- [Task statement] Produce an exact transcription of the listing below, omitting the pictures.

— begin Extracted entries —

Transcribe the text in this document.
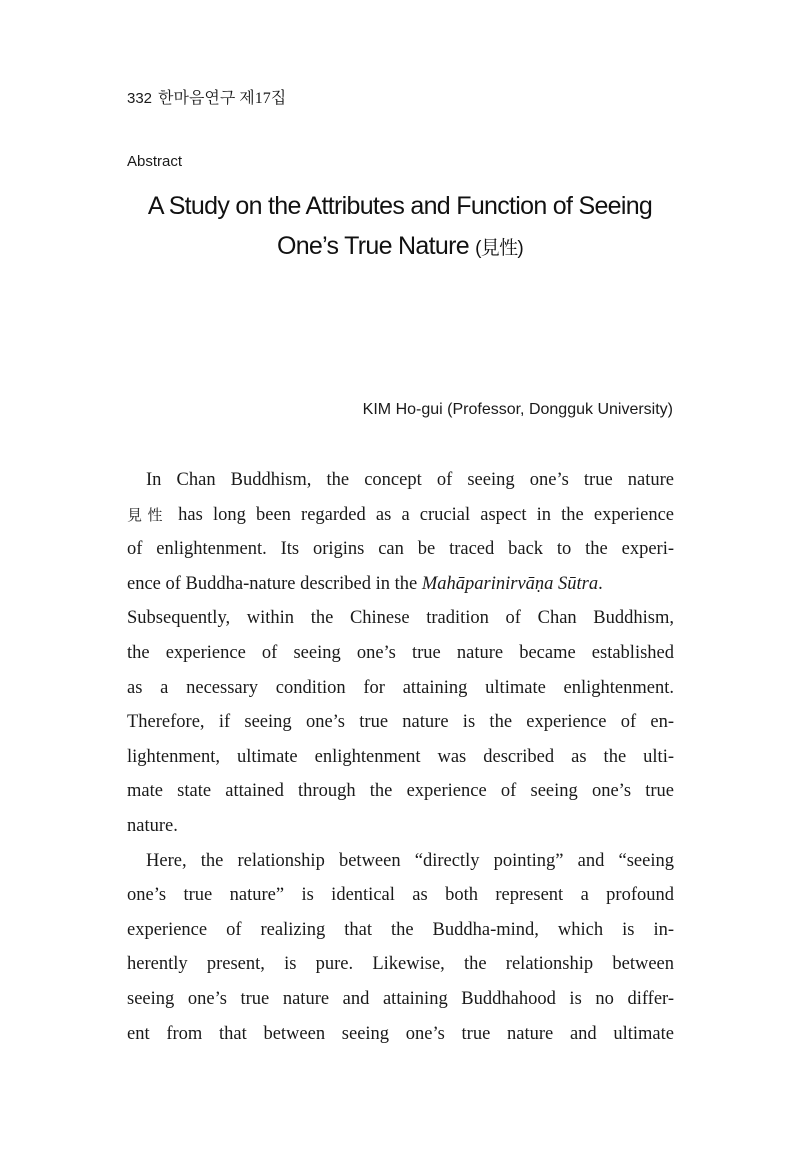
332 한마음연구 제17집
Abstract
A Study on the Attributes and Function of Seeing
One’s True Nature (見性)
KIM Ho-gui (Professor, Dongguk University)
In Chan Buddhism, the concept of seeing one’s true nature
見性 has long been regarded as a crucial aspect in the experience
of enlightenment. Its origins can be traced back to the experi-
ence of Buddha-nature described in the Mahāparinirvāṇa Sūtra.
Subsequently, within the Chinese tradition of Chan Buddhism,
the experience of seeing one’s true nature became established
as a necessary condition for attaining ultimate enlightenment.
Therefore, if seeing one’s true nature is the experience of en-
lightenment, ultimate enlightenment was described as the ulti-
mate state attained through the experience of seeing one’s true
nature.
Here, the relationship between “directly pointing” and “seeing
one’s true nature” is identical as both represent a profound
experience of realizing that the Buddha-mind, which is in-
herently present, is pure. Likewise, the relationship between
seeing one’s true nature and attaining Buddhahood is no differ-
ent from that between seeing one’s true nature and ultimate
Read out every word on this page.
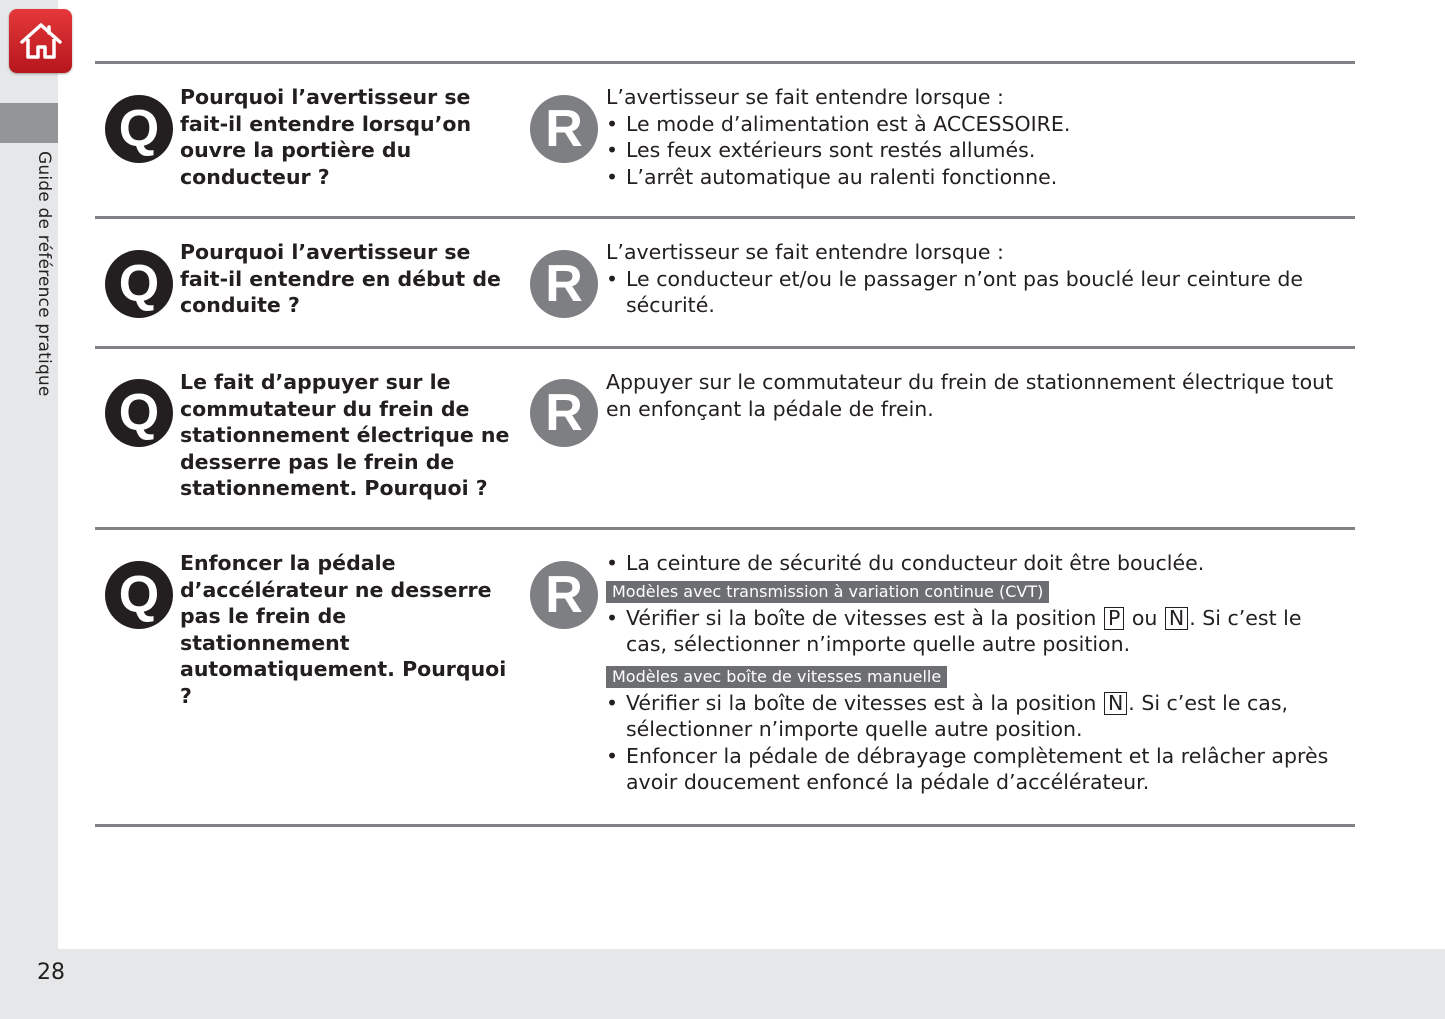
Guide de référence pratique
28
Q

Pourquoi l’avertisseur se fait-il entendre lorsqu’on ouvre la portière du conducteur ?

R

L’avertisseur se fait entendre lorsque :

• Le mode d’alimentation est à ACCESSOIRE.
• Les feux extérieurs sont restés allumés.
• L’arrêt automatique au ralenti fonctionne.
Q

Pourquoi l’avertisseur se fait-il entendre en début de conduite ?	R

L’avertisseur se fait entendre lorsque :

• Le conducteur et/ou le passager n’ont pas bouclé leur ceinture de sécurité.
Q

Le fait d’appuyer sur le commutateur du frein de stationnement électrique ne desserre pas le frein de stationnement. Pourquoi ?

R

Appuyer sur le commutateur du frein de stationnement électrique tout en enfonçant la pédale de frein.

Q

Enfoncer la pédale d’accélérateur ne desserre pas le frein de stationnement automatiquement. Pourquoi ?

R
• La ceinture de sécurité du conducteur doit être bouclée.
Modèles avec transmission à variation continue (CVT)
• Vérifier si la boîte de vitesses est à la position P ou N . Si c’est le cas, sélectionner n’importe quelle autre position.
Modèles avec boîte de vitesses manuelle
• Vérifier si la boîte de vitesses est à la position N . Si c’est le cas, sélectionner n’importe quelle autre position.
• Enfoncer la pédale de débrayage complètement et la relâcher après avoir doucement enfoncé la pédale d’accélérateur.
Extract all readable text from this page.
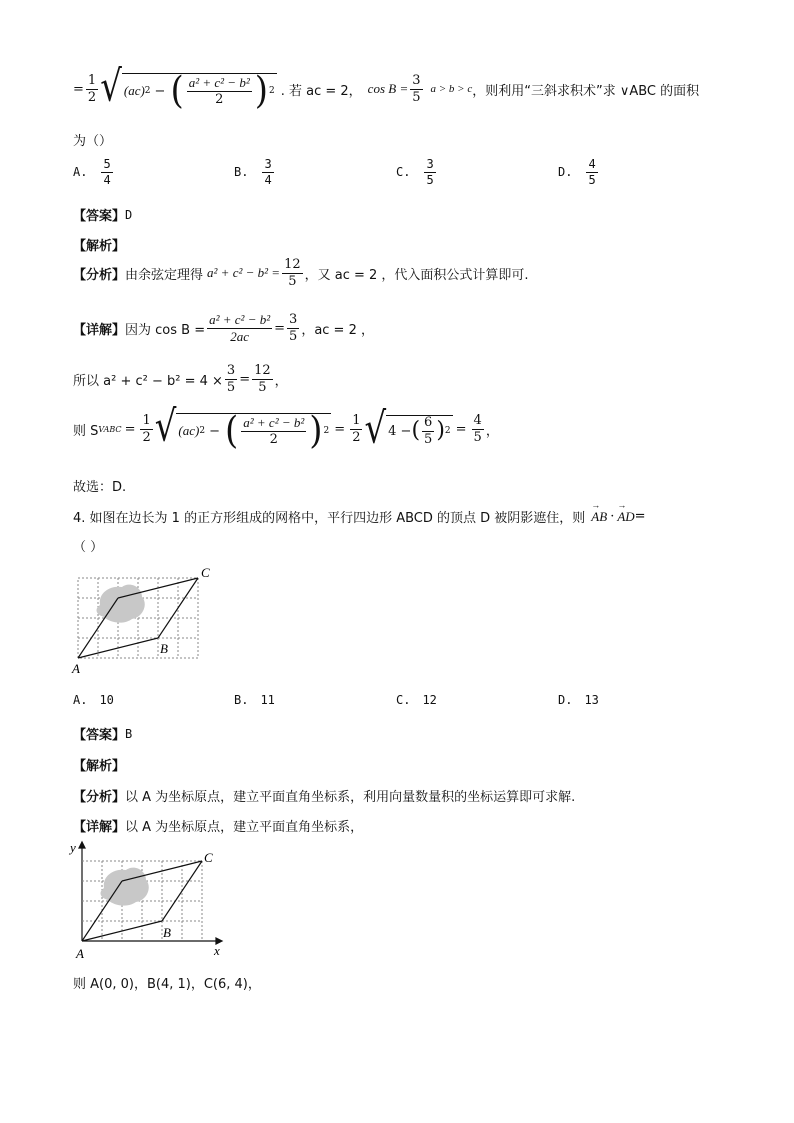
= $\frac{1}{2}$ √ (ac) 2 − ( $\frac{\text{a² + c² − b²}}{2}$ ) 2 . 若 ac = 2， $\cos B = \frac{3}{5}$ a > b > c ，则利用“三斜求积术”求 ∨ABC 的面积
为（）
A. $\frac{5}{4}$	B. $\frac{3}{4}$	C. $\frac{3}{5}$	D. $\frac{4}{5}$
【答案】 D
【解析】
【分析】 由余弦定理得 $a^2 + c^2 - b^2 = \frac{12}{5}$ ，又 ac = 2 ，代入面积公式计算即可.
【详解】 因为 $\cos B = \frac{\text{a² + c² − b²}}{2ac} = \frac{3}{5}$ ，ac = 2 ，
所以 $a^2 + c^2 - b^2 = 4 \times \frac{3}{5} = \frac{12}{5}$ ，
则 S VABC = $\frac{1}{2}$ √ (ac) 2 − ( $\frac{\text{a² + c² − b²}}{2}$ ) $2 = \frac{1}{2}$ √ 4 − ( $\frac{6}{5}$ ) $2 = \frac{4}{5}$ ，
故选：D.
4. 如图在边长为 1 的正方形组成的网格中，平行四边形 ABCD 的顶点 D 被阴影遮住，则
→
AB ·
→
AD =
（ ）
A
B
C
A. 10	B. 11	C. 12	D. 13
【答案】 B
【解析】
【分析】 以 A 为坐标原点，建立平面直角坐标系，利用向量数量积的坐标运算即可求解.
【详解】 以 A 为坐标原点，建立平面直角坐标系，
y
x
A
B
C
则 A(0, 0)，B(4, 1)，C(6, 4)，
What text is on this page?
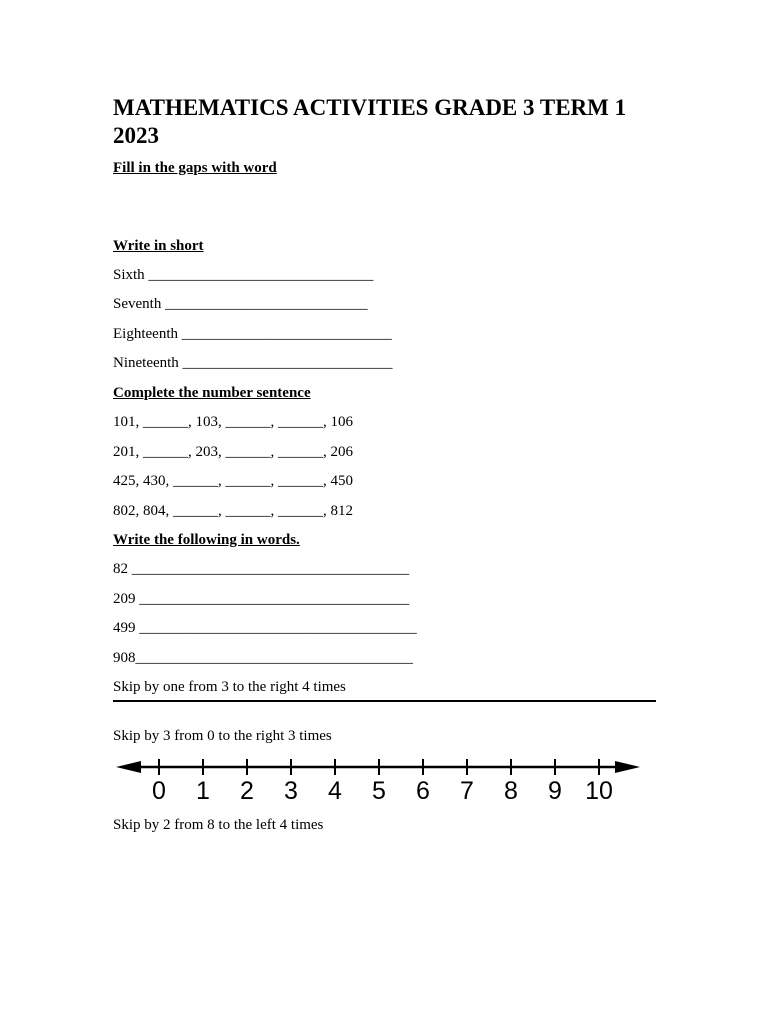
MATHEMATICS ACTIVITIES GRADE 3 TERM 1 2023
Fill in the gaps with word
Write in short
Sixth ______________________________
Seventh ___________________________
Eighteenth ____________________________
Nineteenth ____________________________
Complete the number sentence
101, ______, 103, ______, ______, 106
201, ______, 203, ______, ______, 206
425, 430, ______, ______, ______, 450
802, 804, ______, ______, ______, 812
Write the following in words.
82 _____________________________________
209 ____________________________________
499 _____________________________________
908_____________________________________
Skip by one from 3 to the right 4 times
Skip by 3 from 0 to the right 3 times
0 1 2 3 4 5 6 7 8 9 10
Skip by 2 from 8 to the left 4 times
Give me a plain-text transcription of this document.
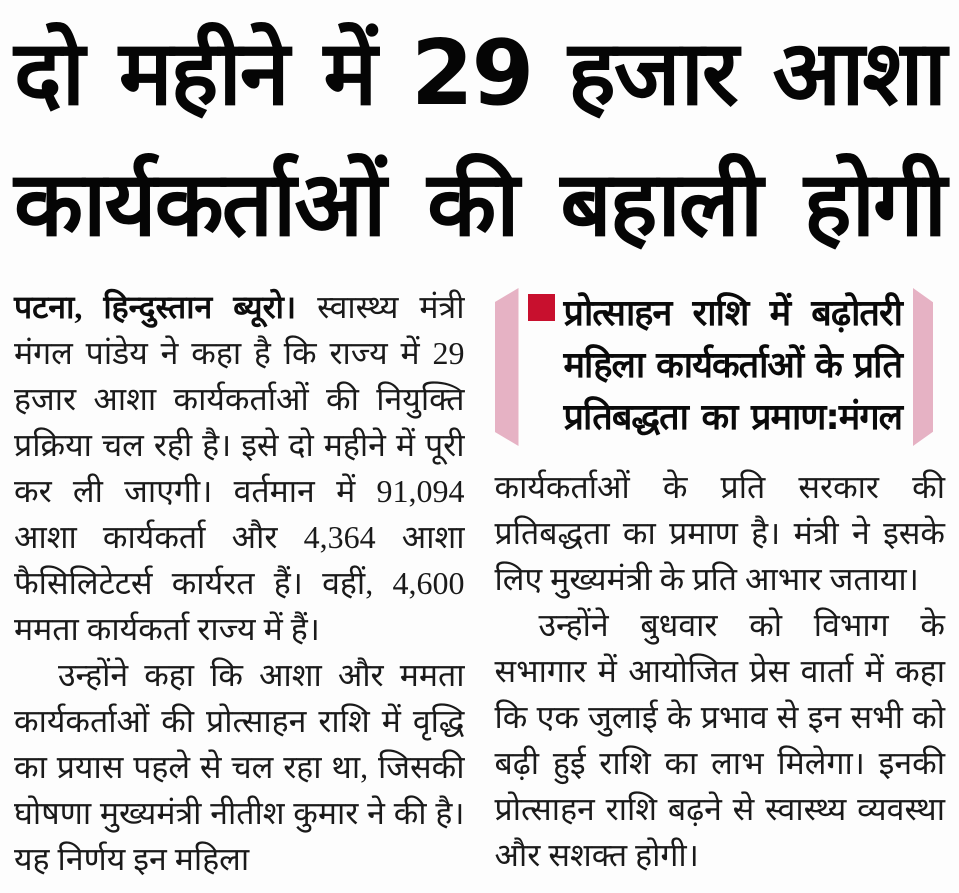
दो महीने में 29 हजार आशा
कार्यकर्ताओं की बहाली होगी

पटना, हिन्दुस्तान ब्यूरो। स्वास्थ्य मंत्री मंगल पांडेय ने कहा है कि राज्य में 29 हजार आशा कार्यकर्ताओं की नियुक्ति प्रक्रिया चल रही है। इसे दो महीने में पूरी कर ली जाएगी। वर्तमान में 91,094 आशा कार्यकर्ता और 4,364 आशा फैसिलिटेटर्स कार्यरत हैं। वहीं, 4,600 ममता कार्यकर्ता राज्य में हैं।

उन्होंने कहा कि आशा और ममता कार्यकर्ताओं की प्रोत्साहन राशि में वृद्धि का प्रयास पहले से चल रहा था, जिसकी घोषणा मुख्यमंत्री नीतीश कुमार ने की है। यह निर्णय इन महिला

प्रोत्साहन राशि में बढ़ोतरी
महिला कार्यकर्ताओं के प्रति
प्रतिबद्धता का प्रमाण:मंगल

कार्यकर्ताओं के प्रति सरकार की प्रतिबद्धता का प्रमाण है। मंत्री ने इसके लिए मुख्यमंत्री के प्रति आभार जताया।

उन्होंने बुधवार को विभाग के सभागार में आयोजित प्रेस वार्ता में कहा कि एक जुलाई के प्रभाव से इन सभी को बढ़ी हुई राशि का लाभ मिलेगा। इनकी प्रोत्साहन राशि बढ़ने से स्वास्थ्य व्यवस्था और सशक्त होगी।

— end Extracted entries —

- [Result of this exercise]
Transcribe the text in this document.
332 한마음연구 제17집
Abstract
A Study on the Attributes and Function of Seeing
One’s True Nature (見性)
KIM Ho-gui (Professor, Dongguk University)
In Chan Buddhism, the concept of seeing one’s true nature
見性 has long been regarded as a crucial aspect in the experience
of enlightenment. Its origins can be traced back to the experi-
ence of Buddha-nature described in the Mahāparinirvāṇa Sūtra.
Subsequently, within the Chinese tradition of Chan Buddhism,
the experience of seeing one’s true nature became established
as a necessary condition for attaining ultimate enlightenment.
Therefore, if seeing one’s true nature is the experience of en-
lightenment, ultimate enlightenment was described as the ulti-
mate state attained through the experience of seeing one’s true
nature.
Here, the relationship between “directly pointing” and “seeing
one’s true nature” is identical as both represent a profound
experience of realizing that the Buddha-mind, which is in-
herently present, is pure. Likewise, the relationship between
seeing one’s true nature and attaining Buddhahood is no differ-
ent from that between seeing one’s true nature and ultimate
Read out every word on this page.
Guide de référence pratique
28
Q

Pourquoi l’avertisseur se fait-il entendre lorsqu’on ouvre la portière du conducteur ?

R

L’avertisseur se fait entendre lorsque :

• Le mode d’alimentation est à ACCESSOIRE.
• Les feux extérieurs sont restés allumés.
• L’arrêt automatique au ralenti fonctionne.
Q

Pourquoi l’avertisseur se fait-il entendre en début de conduite ?	R

L’avertisseur se fait entendre lorsque :

• Le conducteur et/ou le passager n’ont pas bouclé leur ceinture de sécurité.
Q

Le fait d’appuyer sur le commutateur du frein de stationnement électrique ne desserre pas le frein de stationnement. Pourquoi ?

R

Appuyer sur le commutateur du frein de stationnement électrique tout en enfonçant la pédale de frein.

Q

Enfoncer la pédale d’accélérateur ne desserre pas le frein de stationnement automatiquement. Pourquoi ?

R
• La ceinture de sécurité du conducteur doit être bouclée.
Modèles avec transmission à variation continue (CVT)
• Vérifier si la boîte de vitesses est à la position P ou N . Si c’est le cas, sélectionner n’importe quelle autre position.
Modèles avec boîte de vitesses manuelle
• Vérifier si la boîte de vitesses est à la position N . Si c’est le cas, sélectionner n’importe quelle autre position.
• Enfoncer la pédale de débrayage complètement et la relâcher après avoir doucement enfoncé la pédale d’accélérateur.
Extract all readable text from this page.
= $\frac{1}{2}$ √ (ac) 2 − ( $\frac{\text{a² + c² − b²}}{2}$ ) 2 . 若 ac = 2， $\cos B = \frac{3}{5}$ a > b > c ，则利用“三斜求积术”求 ∨ABC 的面积
为（）
A. $\frac{5}{4}$	B. $\frac{3}{4}$	C. $\frac{3}{5}$	D. $\frac{4}{5}$
【答案】 D
【解析】
【分析】 由余弦定理得 $a^2 + c^2 - b^2 = \frac{12}{5}$ ，又 ac = 2 ，代入面积公式计算即可.
【详解】 因为 $\cos B = \frac{\text{a² + c² − b²}}{2ac} = \frac{3}{5}$ ，ac = 2 ，
所以 $a^2 + c^2 - b^2 = 4 \times \frac{3}{5} = \frac{12}{5}$ ，
则 S VABC = $\frac{1}{2}$ √ (ac) 2 − ( $\frac{\text{a² + c² − b²}}{2}$ ) $2 = \frac{1}{2}$ √ 4 − ( $\frac{6}{5}$ ) $2 = \frac{4}{5}$ ，
故选：D.
4. 如图在边长为 1 的正方形组成的网格中，平行四边形 ABCD 的顶点 D 被阴影遮住，则
→
AB ·
→
AD =
（ ）
A
B
C
A. 10	B. 11	C. 12	D. 13
【答案】 B
【解析】
【分析】 以 A 为坐标原点，建立平面直角坐标系，利用向量数量积的坐标运算即可求解.
【详解】 以 A 为坐标原点，建立平面直角坐标系，
y
x
A
B
C
则 A(0, 0)，B(4, 1)，C(6, 4)，
What text is on this page?
MATHEMATICS ACTIVITIES GRADE 3 TERM 1 2023
Fill in the gaps with word
Write in short
Sixth ______________________________
Seventh ___________________________
Eighteenth ____________________________
Nineteenth ____________________________
Complete the number sentence
101, ______, 103, ______, ______, 106
201, ______, 203, ______, ______, 206
425, 430, ______, ______, ______, 450
802, 804, ______, ______, ______, 812
Write the following in words.
82 _____________________________________
209 ____________________________________
499 _____________________________________
908_____________________________________
Skip by one from 3 to the right 4 times
Skip by 3 from 0 to the right 3 times
0 1 2 3 4 5 6 7 8 9 10
Skip by 2 from 8 to the left 4 times
Give me a plain-text transcription of this document.
दो महीने में 29 हजार आशा
कार्यकर्ताओं की बहाली होगी

पटना, हिन्दुस्तान ब्यूरो। स्वास्थ्य मंत्री मंगल पांडेय ने कहा है कि राज्य में 29 हजार आशा कार्यकर्ताओं की नियुक्ति प्रक्रिया चल रही है। इसे दो महीने में पूरी कर ली जाएगी। वर्तमान में 91,094 आशा कार्यकर्ता और 4,364 आशा फैसिलिटेटर्स कार्यरत हैं। वहीं, 4,600 ममता कार्यकर्ता राज्य में हैं।

उन्होंने कहा कि आशा और ममता कार्यकर्ताओं की प्रोत्साहन राशि में वृद्धि का प्रयास पहले से चल रहा था, जिसकी घोषणा मुख्यमंत्री नीतीश कुमार ने की है। यह निर्णय इन महिला

प्रोत्साहन राशि में बढ़ोतरी
महिला कार्यकर्ताओं के प्रति
प्रतिबद्धता का प्रमाण:मंगल

कार्यकर्ताओं के प्रति सरकार की प्रतिबद्धता का प्रमाण है। मंत्री ने इसके लिए मुख्यमंत्री के प्रति आभार जताया।

उन्होंने बुधवार को विभाग के सभागार में आयोजित प्रेस वार्ता में कहा कि एक जुलाई के प्रभाव से इन सभी को बढ़ी हुई राशि का लाभ मिलेगा। इनकी प्रोत्साहन राशि बढ़ने से स्वास्थ्य व्यवस्था और सशक्त होगी।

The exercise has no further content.